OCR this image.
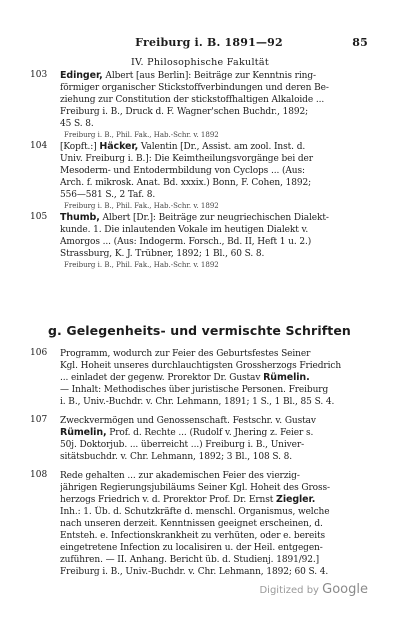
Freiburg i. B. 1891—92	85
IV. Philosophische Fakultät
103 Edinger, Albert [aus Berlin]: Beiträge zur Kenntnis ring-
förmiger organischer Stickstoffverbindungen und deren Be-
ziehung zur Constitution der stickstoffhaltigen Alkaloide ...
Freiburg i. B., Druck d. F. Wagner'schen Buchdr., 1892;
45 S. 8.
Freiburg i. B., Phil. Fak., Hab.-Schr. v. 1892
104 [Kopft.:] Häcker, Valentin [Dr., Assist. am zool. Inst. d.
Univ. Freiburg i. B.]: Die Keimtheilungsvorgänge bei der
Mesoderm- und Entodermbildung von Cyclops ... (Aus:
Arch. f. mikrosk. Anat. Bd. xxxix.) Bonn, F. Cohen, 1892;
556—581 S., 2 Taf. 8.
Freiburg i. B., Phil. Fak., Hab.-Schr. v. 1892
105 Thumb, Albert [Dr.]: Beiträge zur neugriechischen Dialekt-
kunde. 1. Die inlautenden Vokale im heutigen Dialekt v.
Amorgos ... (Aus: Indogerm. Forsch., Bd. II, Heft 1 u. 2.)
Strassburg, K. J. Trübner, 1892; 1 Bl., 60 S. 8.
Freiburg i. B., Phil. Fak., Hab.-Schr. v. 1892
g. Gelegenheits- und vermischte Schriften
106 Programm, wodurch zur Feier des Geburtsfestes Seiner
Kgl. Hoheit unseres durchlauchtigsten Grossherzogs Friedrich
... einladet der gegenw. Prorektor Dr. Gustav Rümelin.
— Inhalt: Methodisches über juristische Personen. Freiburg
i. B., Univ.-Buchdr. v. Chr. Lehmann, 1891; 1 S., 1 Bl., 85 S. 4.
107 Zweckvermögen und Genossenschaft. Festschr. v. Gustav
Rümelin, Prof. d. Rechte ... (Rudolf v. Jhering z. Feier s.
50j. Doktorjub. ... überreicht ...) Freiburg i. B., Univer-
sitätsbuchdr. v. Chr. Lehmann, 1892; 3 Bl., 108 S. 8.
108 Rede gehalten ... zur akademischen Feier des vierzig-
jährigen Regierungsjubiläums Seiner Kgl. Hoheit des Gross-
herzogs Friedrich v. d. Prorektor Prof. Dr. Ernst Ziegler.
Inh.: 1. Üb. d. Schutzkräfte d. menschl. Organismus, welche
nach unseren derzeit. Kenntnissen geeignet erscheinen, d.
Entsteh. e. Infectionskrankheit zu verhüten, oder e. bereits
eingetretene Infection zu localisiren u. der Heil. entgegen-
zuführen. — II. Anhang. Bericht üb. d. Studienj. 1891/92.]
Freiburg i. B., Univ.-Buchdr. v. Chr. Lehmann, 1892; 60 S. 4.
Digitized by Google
****
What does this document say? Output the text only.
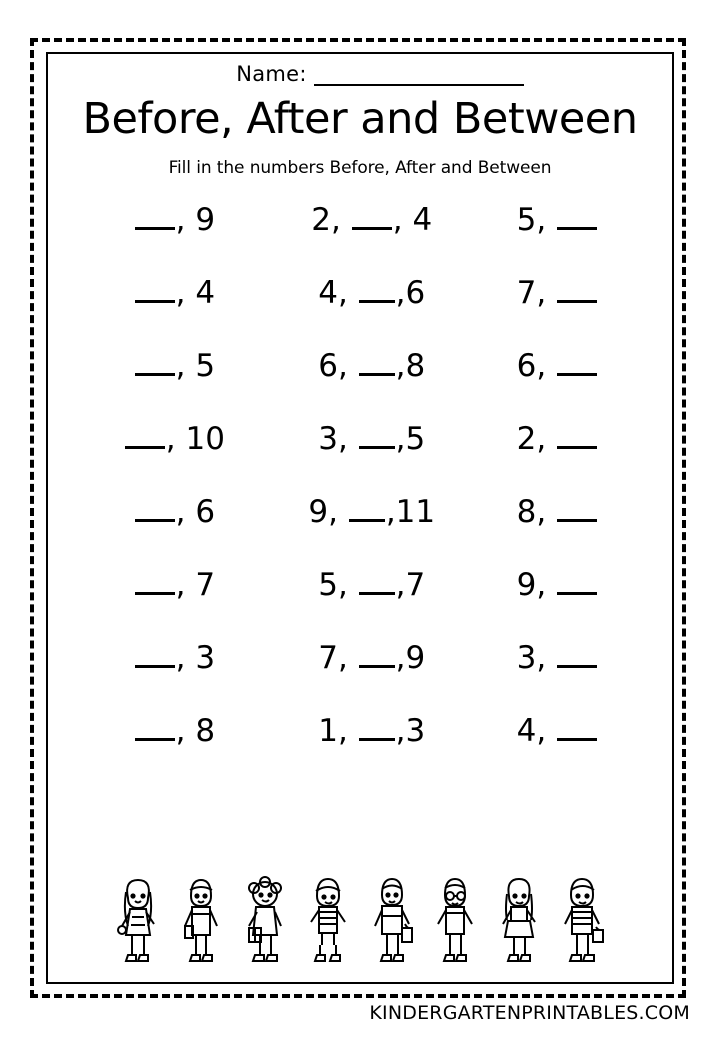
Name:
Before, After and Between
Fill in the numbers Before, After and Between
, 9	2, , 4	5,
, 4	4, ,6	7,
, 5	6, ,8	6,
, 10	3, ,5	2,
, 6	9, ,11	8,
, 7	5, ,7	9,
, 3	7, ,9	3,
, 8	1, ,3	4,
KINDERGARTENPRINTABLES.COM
****
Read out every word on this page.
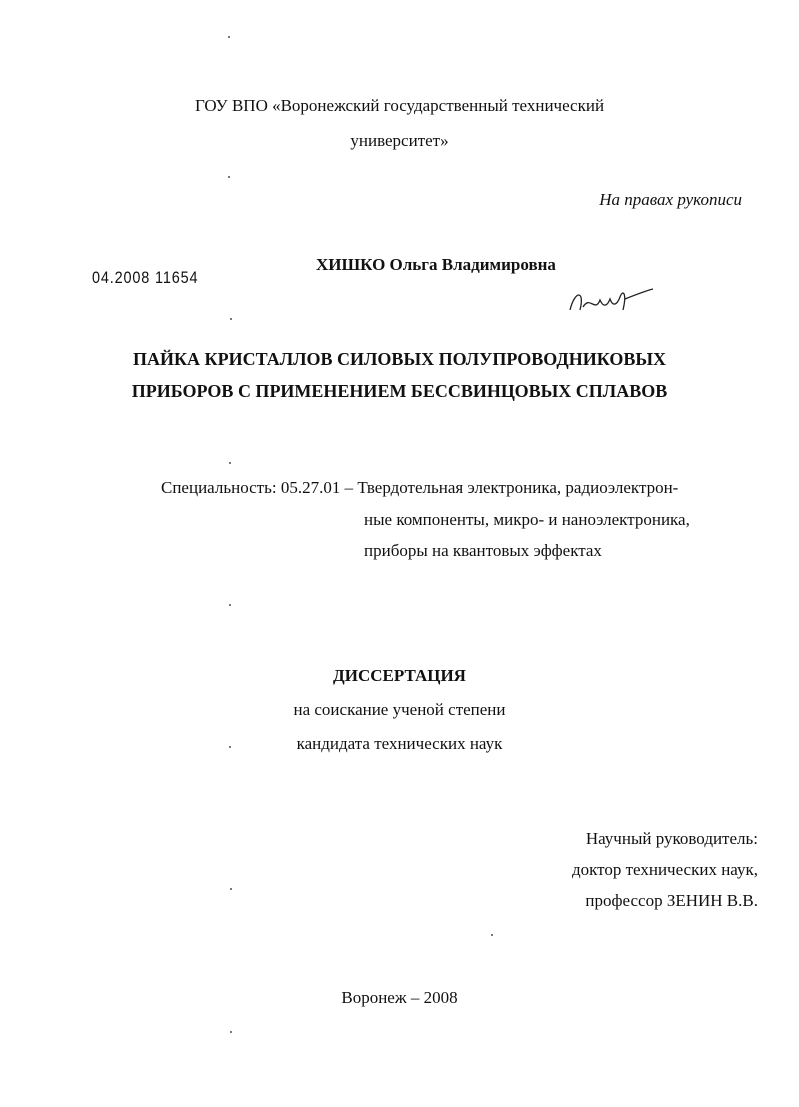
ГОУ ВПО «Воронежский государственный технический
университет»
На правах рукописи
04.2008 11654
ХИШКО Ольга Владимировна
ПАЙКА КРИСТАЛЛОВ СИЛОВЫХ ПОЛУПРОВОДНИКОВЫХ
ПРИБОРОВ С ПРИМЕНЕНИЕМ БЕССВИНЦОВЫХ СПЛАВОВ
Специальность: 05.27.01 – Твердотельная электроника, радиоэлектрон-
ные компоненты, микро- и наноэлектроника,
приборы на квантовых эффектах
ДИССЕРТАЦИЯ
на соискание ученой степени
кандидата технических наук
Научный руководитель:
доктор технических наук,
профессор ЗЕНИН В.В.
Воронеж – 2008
****
• AIM OF THE EXERCISE:
Filter the records above for lines containing the word "Hoheit", and copy those lines.

• RESPONSE:
Kgl. Hoheit unseres durchlauchtigsten Grossherzogs Friedrich
jährigen Regierungsjubiläums Seiner Kgl. Hoheit des Gross-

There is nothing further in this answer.